WHAT THE TASK ASKS | The entries below need to be written out exactly, with no pictures included.

Entries from a dataset

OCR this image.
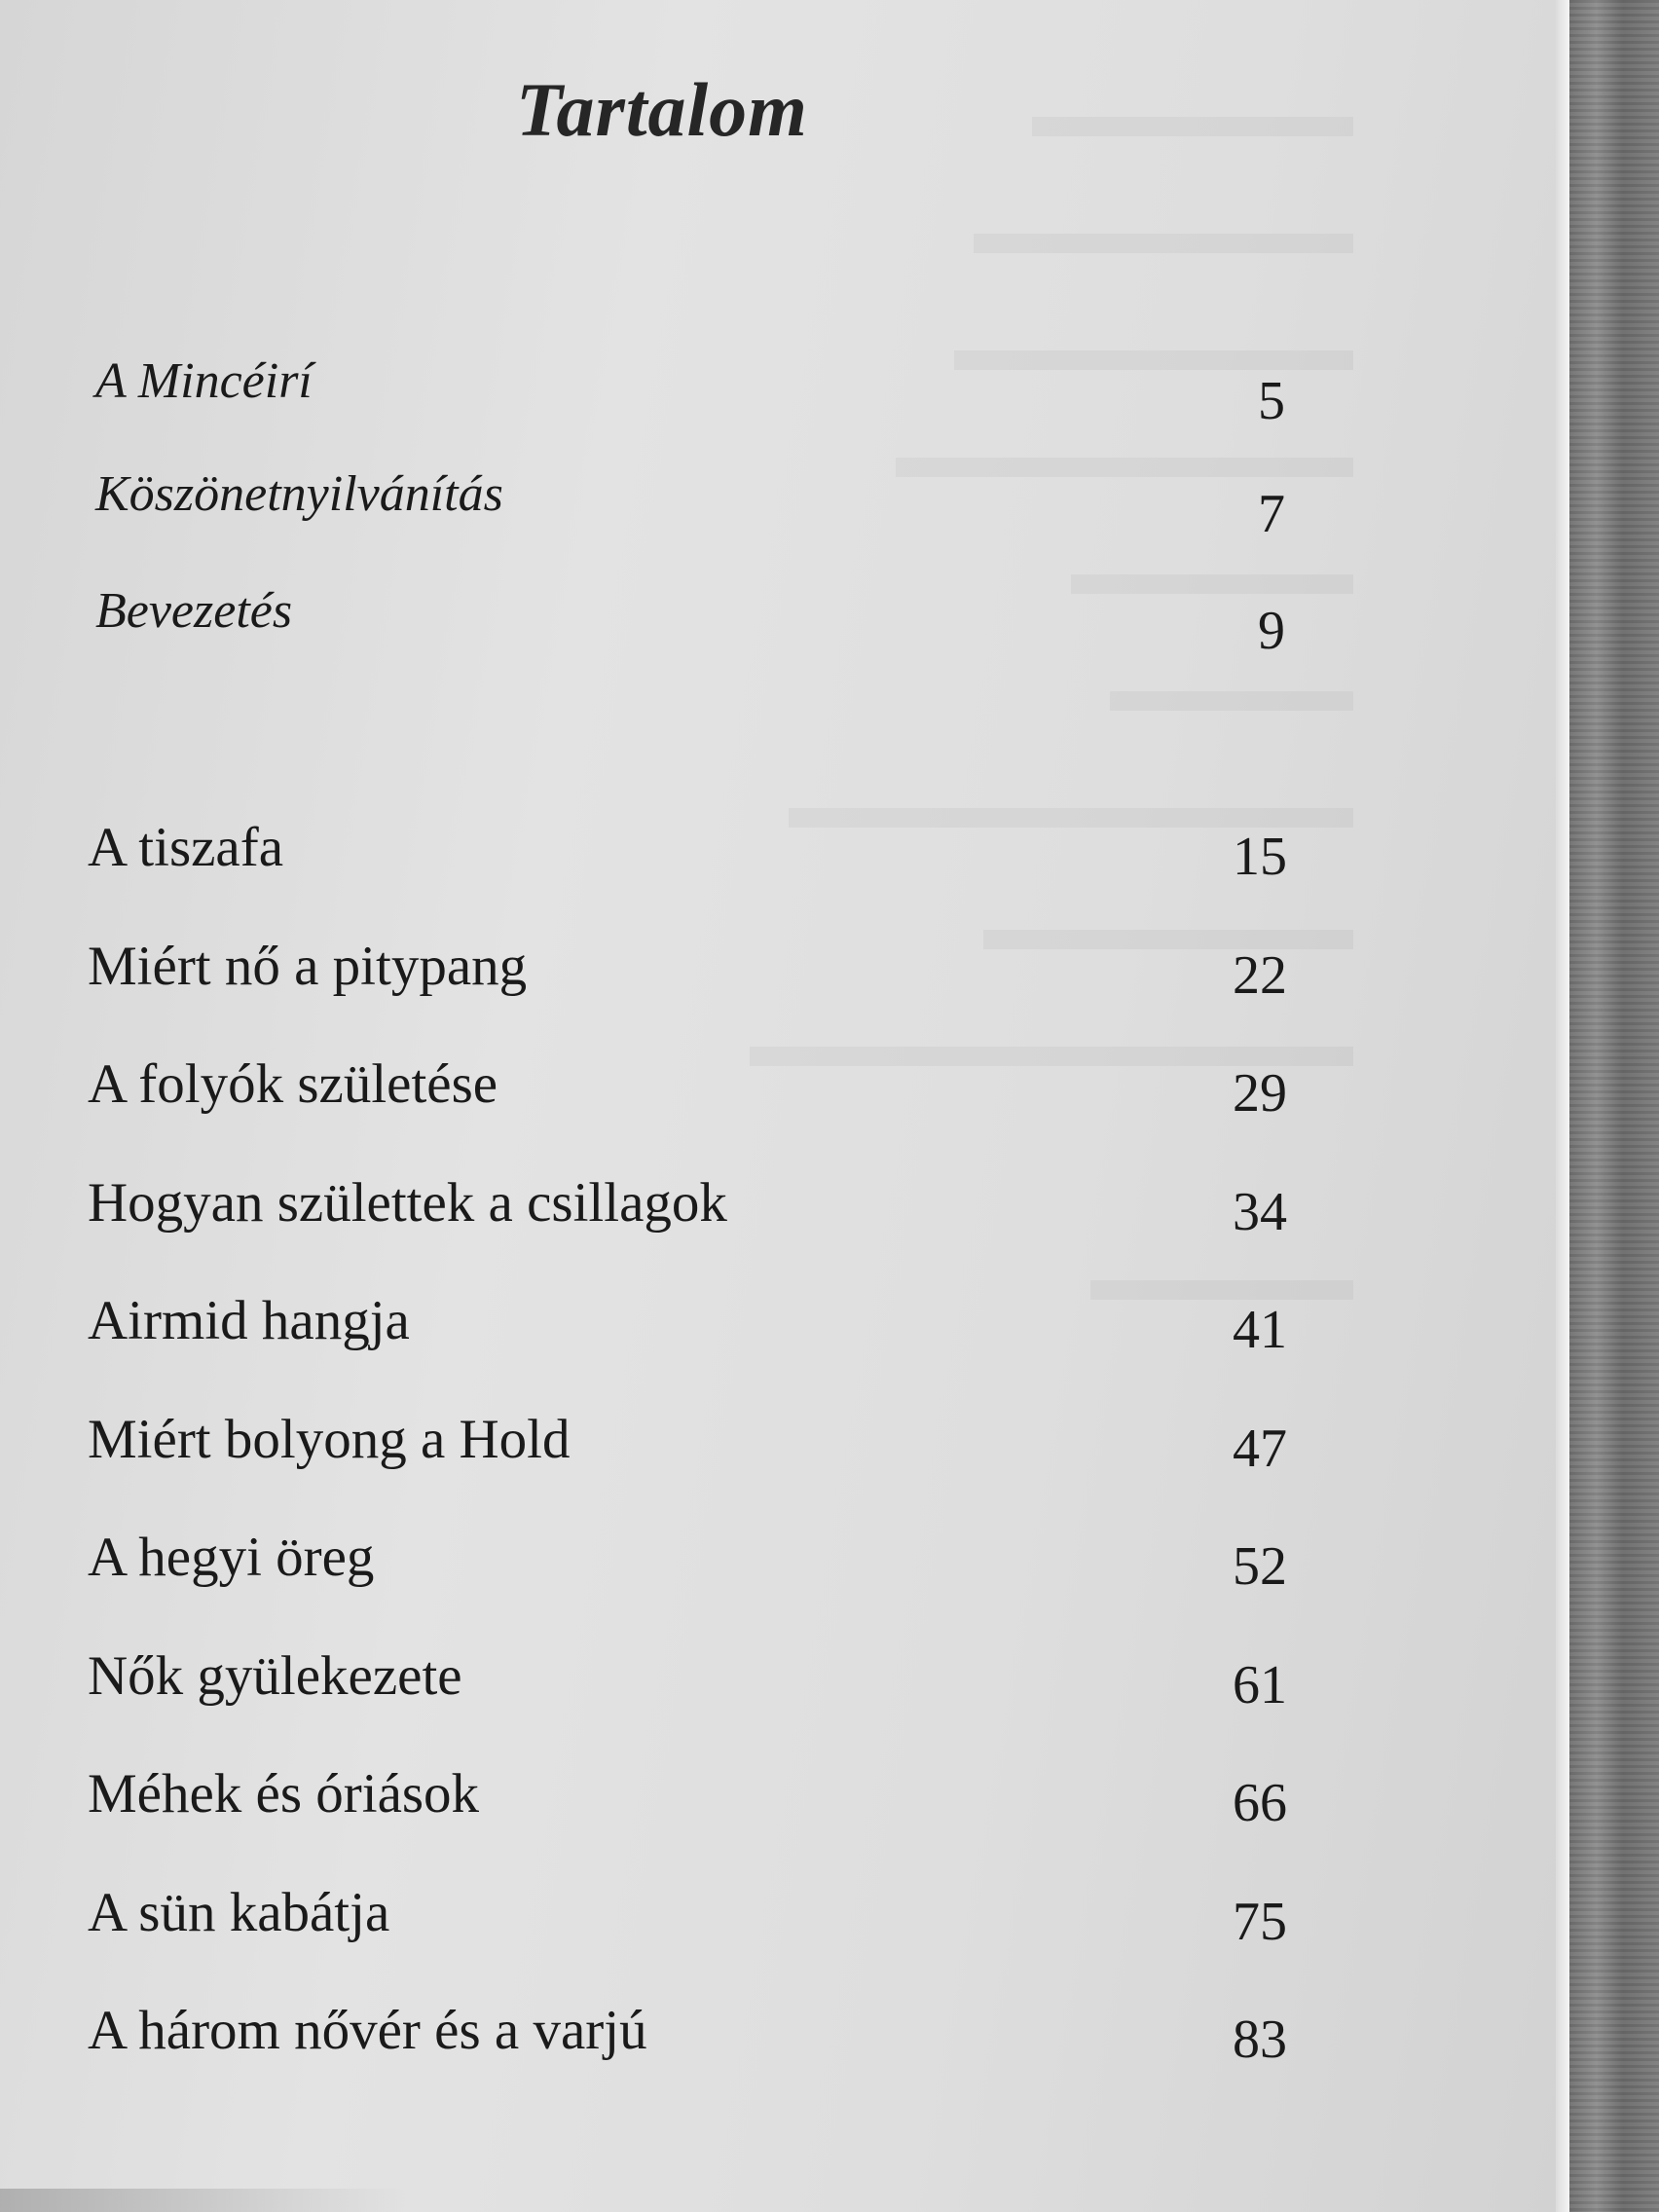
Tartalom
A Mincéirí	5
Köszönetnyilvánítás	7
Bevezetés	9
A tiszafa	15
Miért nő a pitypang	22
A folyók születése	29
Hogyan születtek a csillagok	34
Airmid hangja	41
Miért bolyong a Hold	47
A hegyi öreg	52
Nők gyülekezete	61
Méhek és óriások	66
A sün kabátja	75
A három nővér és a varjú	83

TASK RESULT |
OCR this image.
Tartalom
A Mincéirí	5
Köszönetnyilvánítás	7
Bevezetés	9
A tiszafa	15
Miért nő a pitypang	22
A folyók születése	29
Hogyan születtek a csillagok	34
Airmid hangja	41
Miért bolyong a Hold	47
A hegyi öreg	52
Nők gyülekezete	61
Méhek és óriások	66
A sün kabátja	75
A három nővér és a varjú	83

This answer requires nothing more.